→ Task goal:
Records follow. Pull out every line that contains "March".

→ Dataset entries on figures:
..............................
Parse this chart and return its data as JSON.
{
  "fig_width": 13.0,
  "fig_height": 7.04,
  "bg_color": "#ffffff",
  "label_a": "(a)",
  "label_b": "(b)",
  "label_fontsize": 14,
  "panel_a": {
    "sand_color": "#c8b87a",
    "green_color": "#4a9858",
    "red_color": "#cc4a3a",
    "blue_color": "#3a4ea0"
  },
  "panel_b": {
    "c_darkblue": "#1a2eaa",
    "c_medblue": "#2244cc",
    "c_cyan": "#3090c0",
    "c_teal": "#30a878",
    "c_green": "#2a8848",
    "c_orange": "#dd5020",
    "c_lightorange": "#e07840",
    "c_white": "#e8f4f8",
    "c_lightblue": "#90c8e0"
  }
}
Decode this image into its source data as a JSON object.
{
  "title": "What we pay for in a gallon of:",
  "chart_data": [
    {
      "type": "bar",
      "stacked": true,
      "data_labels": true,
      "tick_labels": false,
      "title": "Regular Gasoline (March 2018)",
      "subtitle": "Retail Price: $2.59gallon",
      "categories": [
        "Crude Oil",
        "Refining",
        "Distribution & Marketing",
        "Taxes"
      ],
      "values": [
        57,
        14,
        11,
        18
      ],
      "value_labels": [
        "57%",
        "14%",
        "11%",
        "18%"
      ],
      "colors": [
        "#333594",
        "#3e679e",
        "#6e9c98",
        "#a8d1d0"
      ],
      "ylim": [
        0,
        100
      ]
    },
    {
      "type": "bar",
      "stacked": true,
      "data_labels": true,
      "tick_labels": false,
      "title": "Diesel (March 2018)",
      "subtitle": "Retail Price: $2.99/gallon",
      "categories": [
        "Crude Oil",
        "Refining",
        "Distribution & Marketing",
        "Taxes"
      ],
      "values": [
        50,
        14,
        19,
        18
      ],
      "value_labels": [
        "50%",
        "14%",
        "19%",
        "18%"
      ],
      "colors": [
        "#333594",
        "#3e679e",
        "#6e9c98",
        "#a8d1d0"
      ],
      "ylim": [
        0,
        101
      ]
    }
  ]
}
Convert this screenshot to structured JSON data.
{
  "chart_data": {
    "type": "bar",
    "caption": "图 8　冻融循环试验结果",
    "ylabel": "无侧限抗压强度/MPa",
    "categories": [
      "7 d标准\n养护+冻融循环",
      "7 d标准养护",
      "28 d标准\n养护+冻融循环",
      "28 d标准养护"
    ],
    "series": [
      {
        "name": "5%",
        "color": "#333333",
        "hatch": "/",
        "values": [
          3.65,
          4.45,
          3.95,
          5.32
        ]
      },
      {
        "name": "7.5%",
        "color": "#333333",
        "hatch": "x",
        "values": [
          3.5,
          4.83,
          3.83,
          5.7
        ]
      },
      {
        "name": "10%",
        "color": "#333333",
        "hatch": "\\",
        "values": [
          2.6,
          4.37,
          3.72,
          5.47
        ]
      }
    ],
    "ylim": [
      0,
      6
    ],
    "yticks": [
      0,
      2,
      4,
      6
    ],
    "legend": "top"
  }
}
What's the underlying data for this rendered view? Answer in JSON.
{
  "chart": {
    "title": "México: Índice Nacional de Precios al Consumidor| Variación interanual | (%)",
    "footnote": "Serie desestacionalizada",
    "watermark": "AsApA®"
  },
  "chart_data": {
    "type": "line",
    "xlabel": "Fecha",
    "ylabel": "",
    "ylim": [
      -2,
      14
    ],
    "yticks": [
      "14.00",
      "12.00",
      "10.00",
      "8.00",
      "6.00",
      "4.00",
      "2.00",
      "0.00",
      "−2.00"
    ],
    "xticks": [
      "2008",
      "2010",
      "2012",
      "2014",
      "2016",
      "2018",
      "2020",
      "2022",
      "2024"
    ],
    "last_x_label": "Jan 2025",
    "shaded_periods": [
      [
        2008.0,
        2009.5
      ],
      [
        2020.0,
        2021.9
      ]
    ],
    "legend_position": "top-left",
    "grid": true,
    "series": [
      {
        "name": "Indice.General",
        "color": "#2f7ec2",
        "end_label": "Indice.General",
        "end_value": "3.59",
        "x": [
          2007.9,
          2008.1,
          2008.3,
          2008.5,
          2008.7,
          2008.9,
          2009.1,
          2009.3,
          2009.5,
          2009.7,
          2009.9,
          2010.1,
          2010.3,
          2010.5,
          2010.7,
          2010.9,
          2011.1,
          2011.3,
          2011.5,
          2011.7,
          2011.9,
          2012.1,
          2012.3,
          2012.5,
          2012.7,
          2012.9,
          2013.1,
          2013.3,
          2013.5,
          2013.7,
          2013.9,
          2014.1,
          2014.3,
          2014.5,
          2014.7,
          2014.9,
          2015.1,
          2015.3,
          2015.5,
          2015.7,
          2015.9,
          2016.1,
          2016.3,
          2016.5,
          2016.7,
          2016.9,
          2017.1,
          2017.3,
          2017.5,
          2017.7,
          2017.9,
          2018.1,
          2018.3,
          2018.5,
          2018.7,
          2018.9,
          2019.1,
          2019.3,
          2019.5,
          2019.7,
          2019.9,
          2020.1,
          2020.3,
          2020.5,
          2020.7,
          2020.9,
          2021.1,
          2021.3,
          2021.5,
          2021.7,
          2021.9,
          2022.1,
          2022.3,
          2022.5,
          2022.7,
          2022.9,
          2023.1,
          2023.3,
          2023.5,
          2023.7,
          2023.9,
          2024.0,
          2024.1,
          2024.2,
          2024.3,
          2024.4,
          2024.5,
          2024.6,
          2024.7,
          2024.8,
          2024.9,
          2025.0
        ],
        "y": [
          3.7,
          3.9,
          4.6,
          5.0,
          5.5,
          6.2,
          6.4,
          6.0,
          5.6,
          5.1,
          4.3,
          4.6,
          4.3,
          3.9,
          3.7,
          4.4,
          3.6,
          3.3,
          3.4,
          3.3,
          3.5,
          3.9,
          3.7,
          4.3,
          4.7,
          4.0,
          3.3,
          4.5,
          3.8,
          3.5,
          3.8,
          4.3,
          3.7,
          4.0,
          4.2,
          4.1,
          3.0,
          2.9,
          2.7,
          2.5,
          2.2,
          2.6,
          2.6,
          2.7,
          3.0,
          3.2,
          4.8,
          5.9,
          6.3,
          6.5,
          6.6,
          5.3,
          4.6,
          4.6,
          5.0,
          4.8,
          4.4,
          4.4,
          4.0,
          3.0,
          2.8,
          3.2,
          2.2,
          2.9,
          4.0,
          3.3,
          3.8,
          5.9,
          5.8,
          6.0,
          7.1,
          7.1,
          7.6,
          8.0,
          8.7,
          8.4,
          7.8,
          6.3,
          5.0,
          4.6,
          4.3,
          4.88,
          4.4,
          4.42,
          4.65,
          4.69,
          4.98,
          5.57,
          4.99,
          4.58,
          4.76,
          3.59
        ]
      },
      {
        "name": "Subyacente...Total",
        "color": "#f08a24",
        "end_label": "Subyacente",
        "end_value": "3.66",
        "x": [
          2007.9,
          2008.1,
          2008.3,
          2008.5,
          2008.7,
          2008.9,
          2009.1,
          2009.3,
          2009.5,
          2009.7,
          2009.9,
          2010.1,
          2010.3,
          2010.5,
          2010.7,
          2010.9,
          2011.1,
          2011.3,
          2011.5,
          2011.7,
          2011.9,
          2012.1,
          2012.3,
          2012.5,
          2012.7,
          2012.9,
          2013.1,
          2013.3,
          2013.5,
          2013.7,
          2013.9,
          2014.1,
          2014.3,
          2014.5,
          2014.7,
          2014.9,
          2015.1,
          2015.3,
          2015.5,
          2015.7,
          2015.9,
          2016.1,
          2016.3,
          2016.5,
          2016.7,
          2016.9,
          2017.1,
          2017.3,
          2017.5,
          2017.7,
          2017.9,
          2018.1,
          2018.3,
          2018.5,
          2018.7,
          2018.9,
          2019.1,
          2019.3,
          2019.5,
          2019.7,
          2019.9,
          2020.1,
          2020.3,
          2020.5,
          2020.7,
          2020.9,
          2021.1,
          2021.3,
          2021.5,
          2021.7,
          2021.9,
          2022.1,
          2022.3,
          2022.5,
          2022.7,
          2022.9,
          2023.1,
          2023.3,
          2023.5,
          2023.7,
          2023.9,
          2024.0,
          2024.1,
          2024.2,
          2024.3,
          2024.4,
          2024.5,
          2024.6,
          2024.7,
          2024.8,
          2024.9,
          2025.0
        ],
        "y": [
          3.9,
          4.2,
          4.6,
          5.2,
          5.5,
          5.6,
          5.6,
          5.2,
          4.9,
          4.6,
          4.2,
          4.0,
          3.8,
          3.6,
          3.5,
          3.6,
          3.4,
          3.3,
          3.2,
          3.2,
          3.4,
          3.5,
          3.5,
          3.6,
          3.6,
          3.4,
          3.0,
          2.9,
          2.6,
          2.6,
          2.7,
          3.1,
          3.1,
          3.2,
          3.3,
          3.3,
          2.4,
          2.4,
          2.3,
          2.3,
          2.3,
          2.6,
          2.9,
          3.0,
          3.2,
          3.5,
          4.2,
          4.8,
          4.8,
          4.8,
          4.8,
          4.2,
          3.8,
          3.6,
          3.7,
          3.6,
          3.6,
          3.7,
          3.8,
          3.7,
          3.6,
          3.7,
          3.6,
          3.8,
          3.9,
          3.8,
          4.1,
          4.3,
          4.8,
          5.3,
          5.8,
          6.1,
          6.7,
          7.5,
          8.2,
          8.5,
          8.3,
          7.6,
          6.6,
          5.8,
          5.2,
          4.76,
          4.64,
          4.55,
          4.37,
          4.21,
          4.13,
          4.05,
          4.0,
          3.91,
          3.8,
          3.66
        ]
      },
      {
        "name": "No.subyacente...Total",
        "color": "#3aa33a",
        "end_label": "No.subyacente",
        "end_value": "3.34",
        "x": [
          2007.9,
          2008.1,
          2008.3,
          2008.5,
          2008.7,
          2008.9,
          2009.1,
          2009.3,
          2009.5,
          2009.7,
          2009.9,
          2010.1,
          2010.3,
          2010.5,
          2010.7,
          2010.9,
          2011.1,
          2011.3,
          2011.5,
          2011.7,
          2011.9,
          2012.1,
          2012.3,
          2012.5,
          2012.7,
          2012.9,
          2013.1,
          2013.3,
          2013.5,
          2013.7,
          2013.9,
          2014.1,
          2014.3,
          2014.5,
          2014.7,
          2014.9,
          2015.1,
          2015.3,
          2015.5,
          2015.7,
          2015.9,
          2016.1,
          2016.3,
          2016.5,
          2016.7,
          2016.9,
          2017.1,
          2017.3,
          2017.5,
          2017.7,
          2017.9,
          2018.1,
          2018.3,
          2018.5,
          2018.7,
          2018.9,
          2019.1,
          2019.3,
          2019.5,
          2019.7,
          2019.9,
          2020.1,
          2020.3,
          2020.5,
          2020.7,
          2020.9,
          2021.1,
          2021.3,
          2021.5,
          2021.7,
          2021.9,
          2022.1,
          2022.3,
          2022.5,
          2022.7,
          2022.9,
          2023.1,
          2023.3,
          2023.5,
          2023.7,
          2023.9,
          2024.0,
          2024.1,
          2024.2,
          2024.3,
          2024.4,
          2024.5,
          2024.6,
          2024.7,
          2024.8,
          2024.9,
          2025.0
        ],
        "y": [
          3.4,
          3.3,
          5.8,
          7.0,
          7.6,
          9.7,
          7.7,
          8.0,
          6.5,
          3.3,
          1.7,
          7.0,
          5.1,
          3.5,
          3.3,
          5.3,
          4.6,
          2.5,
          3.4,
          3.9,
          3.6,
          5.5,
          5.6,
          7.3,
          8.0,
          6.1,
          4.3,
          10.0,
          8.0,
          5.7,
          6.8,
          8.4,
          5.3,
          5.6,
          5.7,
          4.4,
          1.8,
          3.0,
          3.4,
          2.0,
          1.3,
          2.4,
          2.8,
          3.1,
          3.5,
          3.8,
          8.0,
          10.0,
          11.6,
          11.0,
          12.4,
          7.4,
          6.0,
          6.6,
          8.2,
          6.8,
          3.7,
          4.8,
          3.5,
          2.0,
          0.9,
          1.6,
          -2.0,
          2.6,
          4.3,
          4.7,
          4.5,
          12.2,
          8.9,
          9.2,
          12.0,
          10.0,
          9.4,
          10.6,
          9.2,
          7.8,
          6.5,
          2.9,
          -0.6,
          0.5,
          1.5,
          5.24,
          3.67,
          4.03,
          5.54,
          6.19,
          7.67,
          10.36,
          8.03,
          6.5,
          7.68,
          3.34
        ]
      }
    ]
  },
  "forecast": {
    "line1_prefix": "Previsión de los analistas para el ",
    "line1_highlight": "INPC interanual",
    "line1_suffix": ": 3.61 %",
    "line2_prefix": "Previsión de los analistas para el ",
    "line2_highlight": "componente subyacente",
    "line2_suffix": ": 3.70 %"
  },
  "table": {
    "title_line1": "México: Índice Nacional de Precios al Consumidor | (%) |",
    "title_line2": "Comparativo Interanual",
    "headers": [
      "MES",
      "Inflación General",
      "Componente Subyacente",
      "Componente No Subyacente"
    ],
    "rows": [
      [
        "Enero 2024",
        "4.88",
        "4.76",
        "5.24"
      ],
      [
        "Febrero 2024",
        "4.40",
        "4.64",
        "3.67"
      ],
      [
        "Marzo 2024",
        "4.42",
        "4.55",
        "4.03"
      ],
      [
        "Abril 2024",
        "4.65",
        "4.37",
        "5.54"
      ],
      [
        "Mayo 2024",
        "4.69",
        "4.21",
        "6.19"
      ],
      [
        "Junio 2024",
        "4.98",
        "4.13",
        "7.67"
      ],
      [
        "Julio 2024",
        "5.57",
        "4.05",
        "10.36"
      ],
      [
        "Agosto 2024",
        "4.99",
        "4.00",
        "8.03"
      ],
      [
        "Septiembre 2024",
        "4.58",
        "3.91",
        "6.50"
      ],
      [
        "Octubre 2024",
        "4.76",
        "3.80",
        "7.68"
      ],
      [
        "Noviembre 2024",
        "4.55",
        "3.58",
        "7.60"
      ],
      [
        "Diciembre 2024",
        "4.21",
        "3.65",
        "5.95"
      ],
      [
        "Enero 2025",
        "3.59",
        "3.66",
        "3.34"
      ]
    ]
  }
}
..............................
→ Written solution:
      "title": "Regular Gasoline (March 2018)",
      "title": "Diesel (March 2018)",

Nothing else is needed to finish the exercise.